Collection entries
------------
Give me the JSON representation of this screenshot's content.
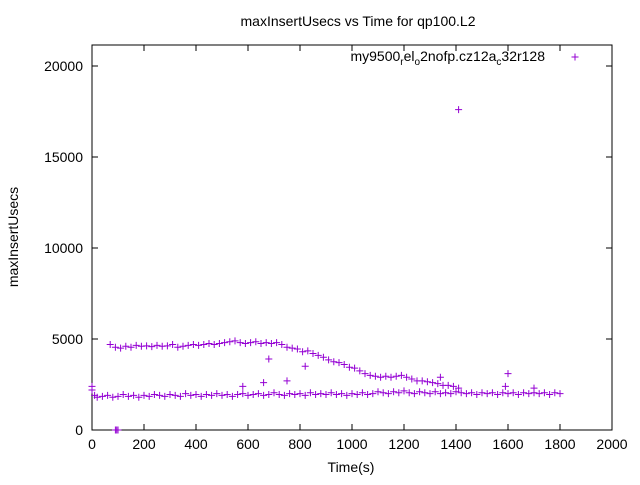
{
  "chart_data": {
    "type": "scatter",
    "title": "maxInsertUsecs vs Time for qp100.L2",
    "xlabel": "Time(s)",
    "ylabel": "maxInsertUsecs",
    "xlim": [
      0,
      2000
    ],
    "ylim": [
      0,
      21000
    ],
    "xticks": [
      0,
      200,
      400,
      600,
      800,
      1000,
      1200,
      1400,
      1600,
      1800,
      2000
    ],
    "yticks": [
      0,
      5000,
      10000,
      15000,
      20000
    ],
    "grid": false,
    "legend_position": "top-right",
    "series": [
      {
        "name": "my9500_rel_o2nofp.cz12a_c32r128",
        "legend_parts": [
          "my9500",
          "r",
          "el",
          "o",
          "2nofp.cz12a",
          "c",
          "32r128"
        ],
        "color": "#9400d3",
        "marker": "plus",
        "upper_band": [
          [
            70,
            4700
          ],
          [
            90,
            4550
          ],
          [
            110,
            4500
          ],
          [
            130,
            4600
          ],
          [
            150,
            4550
          ],
          [
            170,
            4650
          ],
          [
            190,
            4600
          ],
          [
            210,
            4620
          ],
          [
            230,
            4580
          ],
          [
            250,
            4650
          ],
          [
            270,
            4600
          ],
          [
            290,
            4620
          ],
          [
            310,
            4700
          ],
          [
            330,
            4550
          ],
          [
            350,
            4600
          ],
          [
            370,
            4650
          ],
          [
            390,
            4700
          ],
          [
            410,
            4650
          ],
          [
            430,
            4700
          ],
          [
            450,
            4750
          ],
          [
            470,
            4700
          ],
          [
            490,
            4750
          ],
          [
            510,
            4800
          ],
          [
            530,
            4850
          ],
          [
            550,
            4900
          ],
          [
            570,
            4800
          ],
          [
            590,
            4750
          ],
          [
            610,
            4800
          ],
          [
            630,
            4850
          ],
          [
            650,
            4750
          ],
          [
            670,
            4800
          ],
          [
            690,
            4750
          ],
          [
            710,
            4800
          ],
          [
            730,
            4700
          ],
          [
            750,
            4550
          ],
          [
            770,
            4500
          ],
          [
            790,
            4450
          ],
          [
            810,
            4300
          ],
          [
            830,
            4350
          ],
          [
            850,
            4200
          ],
          [
            870,
            4100
          ],
          [
            890,
            4000
          ],
          [
            910,
            3850
          ],
          [
            930,
            3750
          ],
          [
            950,
            3700
          ],
          [
            970,
            3600
          ],
          [
            990,
            3450
          ],
          [
            1010,
            3400
          ],
          [
            1030,
            3250
          ],
          [
            1050,
            3100
          ],
          [
            1070,
            3000
          ],
          [
            1090,
            2950
          ],
          [
            1110,
            2900
          ],
          [
            1130,
            2950
          ],
          [
            1150,
            2900
          ],
          [
            1170,
            2950
          ],
          [
            1190,
            3000
          ],
          [
            1210,
            2900
          ],
          [
            1230,
            2800
          ],
          [
            1250,
            2700
          ],
          [
            1270,
            2700
          ],
          [
            1290,
            2650
          ],
          [
            1310,
            2600
          ],
          [
            1330,
            2550
          ],
          [
            1350,
            2450
          ],
          [
            1370,
            2450
          ],
          [
            1390,
            2400
          ],
          [
            1410,
            2300
          ]
        ],
        "lower_band": [
          [
            0,
            2200
          ],
          [
            10,
            1900
          ],
          [
            20,
            1800
          ],
          [
            40,
            1850
          ],
          [
            60,
            1900
          ],
          [
            80,
            1800
          ],
          [
            100,
            1850
          ],
          [
            120,
            1950
          ],
          [
            140,
            1850
          ],
          [
            160,
            1900
          ],
          [
            180,
            1800
          ],
          [
            200,
            1900
          ],
          [
            220,
            1850
          ],
          [
            240,
            1950
          ],
          [
            260,
            1900
          ],
          [
            280,
            1850
          ],
          [
            300,
            1950
          ],
          [
            320,
            1900
          ],
          [
            340,
            1850
          ],
          [
            360,
            2000
          ],
          [
            380,
            1900
          ],
          [
            400,
            1950
          ],
          [
            420,
            1850
          ],
          [
            440,
            1950
          ],
          [
            460,
            1900
          ],
          [
            480,
            2000
          ],
          [
            500,
            1900
          ],
          [
            520,
            1950
          ],
          [
            540,
            1850
          ],
          [
            560,
            1950
          ],
          [
            580,
            2000
          ],
          [
            600,
            1900
          ],
          [
            620,
            1950
          ],
          [
            640,
            2000
          ],
          [
            660,
            1900
          ],
          [
            680,
            1950
          ],
          [
            700,
            2050
          ],
          [
            720,
            1950
          ],
          [
            740,
            1900
          ],
          [
            760,
            2000
          ],
          [
            780,
            1950
          ],
          [
            800,
            2000
          ],
          [
            820,
            1900
          ],
          [
            840,
            2050
          ],
          [
            860,
            1950
          ],
          [
            880,
            2000
          ],
          [
            900,
            1950
          ],
          [
            920,
            2050
          ],
          [
            940,
            1950
          ],
          [
            960,
            2000
          ],
          [
            980,
            1900
          ],
          [
            1000,
            2000
          ],
          [
            1020,
            1950
          ],
          [
            1040,
            2050
          ],
          [
            1060,
            1950
          ],
          [
            1080,
            2000
          ],
          [
            1100,
            2100
          ],
          [
            1120,
            2050
          ],
          [
            1140,
            2000
          ],
          [
            1160,
            2100
          ],
          [
            1180,
            2050
          ],
          [
            1200,
            2150
          ],
          [
            1220,
            2050
          ],
          [
            1240,
            2000
          ],
          [
            1260,
            2100
          ],
          [
            1280,
            2050
          ],
          [
            1300,
            2000
          ],
          [
            1320,
            2100
          ],
          [
            1340,
            2000
          ],
          [
            1360,
            2050
          ],
          [
            1380,
            2000
          ],
          [
            1400,
            2100
          ],
          [
            1420,
            2050
          ],
          [
            1440,
            2000
          ],
          [
            1460,
            2050
          ],
          [
            1480,
            1950
          ],
          [
            1500,
            2050
          ],
          [
            1520,
            2000
          ],
          [
            1540,
            2050
          ],
          [
            1560,
            1950
          ],
          [
            1580,
            2050
          ],
          [
            1600,
            2000
          ],
          [
            1620,
            2050
          ],
          [
            1640,
            1950
          ],
          [
            1660,
            2050
          ],
          [
            1680,
            2000
          ],
          [
            1700,
            2050
          ],
          [
            1720,
            2000
          ],
          [
            1740,
            2050
          ],
          [
            1760,
            1950
          ],
          [
            1780,
            2050
          ],
          [
            1800,
            2000
          ]
        ],
        "outliers": [
          [
            1410,
            17600
          ],
          [
            90,
            0
          ],
          [
            95,
            0
          ],
          [
            100,
            0
          ],
          [
            0,
            2400
          ],
          [
            680,
            3900
          ],
          [
            820,
            3500
          ],
          [
            1600,
            3100
          ],
          [
            660,
            2600
          ],
          [
            750,
            2700
          ],
          [
            580,
            2400
          ],
          [
            1700,
            2300
          ],
          [
            1340,
            2900
          ],
          [
            1590,
            2400
          ]
        ]
      }
    ]
  }
}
------------
## Task instructions
Ignore the images and quote every line of the listing exactly.

## Result
Give me the JSON representation of this screenshot's content.
{
  "chart_data": {
    "type": "scatter",
    "title": "maxInsertUsecs vs Time for qp100.L2",
    "xlabel": "Time(s)",
    "ylabel": "maxInsertUsecs",
    "xlim": [
      0,
      2000
    ],
    "ylim": [
      0,
      21000
    ],
    "xticks": [
      0,
      200,
      400,
      600,
      800,
      1000,
      1200,
      1400,
      1600,
      1800,
      2000
    ],
    "yticks": [
      0,
      5000,
      10000,
      15000,
      20000
    ],
    "grid": false,
    "legend_position": "top-right",
    "series": [
      {
        "name": "my9500_rel_o2nofp.cz12a_c32r128",
        "legend_parts": [
          "my9500",
          "r",
          "el",
          "o",
          "2nofp.cz12a",
          "c",
          "32r128"
        ],
        "color": "#9400d3",
        "marker": "plus",
        "upper_band": [
          [
            70,
            4700
          ],
          [
            90,
            4550
          ],
          [
            110,
            4500
          ],
          [
            130,
            4600
          ],
          [
            150,
            4550
          ],
          [
            170,
            4650
          ],
          [
            190,
            4600
          ],
          [
            210,
            4620
          ],
          [
            230,
            4580
          ],
          [
            250,
            4650
          ],
          [
            270,
            4600
          ],
          [
            290,
            4620
          ],
          [
            310,
            4700
          ],
          [
            330,
            4550
          ],
          [
            350,
            4600
          ],
          [
            370,
            4650
          ],
          [
            390,
            4700
          ],
          [
            410,
            4650
          ],
          [
            430,
            4700
          ],
          [
            450,
            4750
          ],
          [
            470,
            4700
          ],
          [
            490,
            4750
          ],
          [
            510,
            4800
          ],
          [
            530,
            4850
          ],
          [
            550,
            4900
          ],
          [
            570,
            4800
          ],
          [
            590,
            4750
          ],
          [
            610,
            4800
          ],
          [
            630,
            4850
          ],
          [
            650,
            4750
          ],
          [
            670,
            4800
          ],
          [
            690,
            4750
          ],
          [
            710,
            4800
          ],
          [
            730,
            4700
          ],
          [
            750,
            4550
          ],
          [
            770,
            4500
          ],
          [
            790,
            4450
          ],
          [
            810,
            4300
          ],
          [
            830,
            4350
          ],
          [
            850,
            4200
          ],
          [
            870,
            4100
          ],
          [
            890,
            4000
          ],
          [
            910,
            3850
          ],
          [
            930,
            3750
          ],
          [
            950,
            3700
          ],
          [
            970,
            3600
          ],
          [
            990,
            3450
          ],
          [
            1010,
            3400
          ],
          [
            1030,
            3250
          ],
          [
            1050,
            3100
          ],
          [
            1070,
            3000
          ],
          [
            1090,
            2950
          ],
          [
            1110,
            2900
          ],
          [
            1130,
            2950
          ],
          [
            1150,
            2900
          ],
          [
            1170,
            2950
          ],
          [
            1190,
            3000
          ],
          [
            1210,
            2900
          ],
          [
            1230,
            2800
          ],
          [
            1250,
            2700
          ],
          [
            1270,
            2700
          ],
          [
            1290,
            2650
          ],
          [
            1310,
            2600
          ],
          [
            1330,
            2550
          ],
          [
            1350,
            2450
          ],
          [
            1370,
            2450
          ],
          [
            1390,
            2400
          ],
          [
            1410,
            2300
          ]
        ],
        "lower_band": [
          [
            0,
            2200
          ],
          [
            10,
            1900
          ],
          [
            20,
            1800
          ],
          [
            40,
            1850
          ],
          [
            60,
            1900
          ],
          [
            80,
            1800
          ],
          [
            100,
            1850
          ],
          [
            120,
            1950
          ],
          [
            140,
            1850
          ],
          [
            160,
            1900
          ],
          [
            180,
            1800
          ],
          [
            200,
            1900
          ],
          [
            220,
            1850
          ],
          [
            240,
            1950
          ],
          [
            260,
            1900
          ],
          [
            280,
            1850
          ],
          [
            300,
            1950
          ],
          [
            320,
            1900
          ],
          [
            340,
            1850
          ],
          [
            360,
            2000
          ],
          [
            380,
            1900
          ],
          [
            400,
            1950
          ],
          [
            420,
            1850
          ],
          [
            440,
            1950
          ],
          [
            460,
            1900
          ],
          [
            480,
            2000
          ],
          [
            500,
            1900
          ],
          [
            520,
            1950
          ],
          [
            540,
            1850
          ],
          [
            560,
            1950
          ],
          [
            580,
            2000
          ],
          [
            600,
            1900
          ],
          [
            620,
            1950
          ],
          [
            640,
            2000
          ],
          [
            660,
            1900
          ],
          [
            680,
            1950
          ],
          [
            700,
            2050
          ],
          [
            720,
            1950
          ],
          [
            740,
            1900
          ],
          [
            760,
            2000
          ],
          [
            780,
            1950
          ],
          [
            800,
            2000
          ],
          [
            820,
            1900
          ],
          [
            840,
            2050
          ],
          [
            860,
            1950
          ],
          [
            880,
            2000
          ],
          [
            900,
            1950
          ],
          [
            920,
            2050
          ],
          [
            940,
            1950
          ],
          [
            960,
            2000
          ],
          [
            980,
            1900
          ],
          [
            1000,
            2000
          ],
          [
            1020,
            1950
          ],
          [
            1040,
            2050
          ],
          [
            1060,
            1950
          ],
          [
            1080,
            2000
          ],
          [
            1100,
            2100
          ],
          [
            1120,
            2050
          ],
          [
            1140,
            2000
          ],
          [
            1160,
            2100
          ],
          [
            1180,
            2050
          ],
          [
            1200,
            2150
          ],
          [
            1220,
            2050
          ],
          [
            1240,
            2000
          ],
          [
            1260,
            2100
          ],
          [
            1280,
            2050
          ],
          [
            1300,
            2000
          ],
          [
            1320,
            2100
          ],
          [
            1340,
            2000
          ],
          [
            1360,
            2050
          ],
          [
            1380,
            2000
          ],
          [
            1400,
            2100
          ],
          [
            1420,
            2050
          ],
          [
            1440,
            2000
          ],
          [
            1460,
            2050
          ],
          [
            1480,
            1950
          ],
          [
            1500,
            2050
          ],
          [
            1520,
            2000
          ],
          [
            1540,
            2050
          ],
          [
            1560,
            1950
          ],
          [
            1580,
            2050
          ],
          [
            1600,
            2000
          ],
          [
            1620,
            2050
          ],
          [
            1640,
            1950
          ],
          [
            1660,
            2050
          ],
          [
            1680,
            2000
          ],
          [
            1700,
            2050
          ],
          [
            1720,
            2000
          ],
          [
            1740,
            2050
          ],
          [
            1760,
            1950
          ],
          [
            1780,
            2050
          ],
          [
            1800,
            2000
          ]
        ],
        "outliers": [
          [
            1410,
            17600
          ],
          [
            90,
            0
          ],
          [
            95,
            0
          ],
          [
            100,
            0
          ],
          [
            0,
            2400
          ],
          [
            680,
            3900
          ],
          [
            820,
            3500
          ],
          [
            1600,
            3100
          ],
          [
            660,
            2600
          ],
          [
            750,
            2700
          ],
          [
            580,
            2400
          ],
          [
            1700,
            2300
          ],
          [
            1340,
            2900
          ],
          [
            1590,
            2400
          ]
        ]
      }
    ]
  }
}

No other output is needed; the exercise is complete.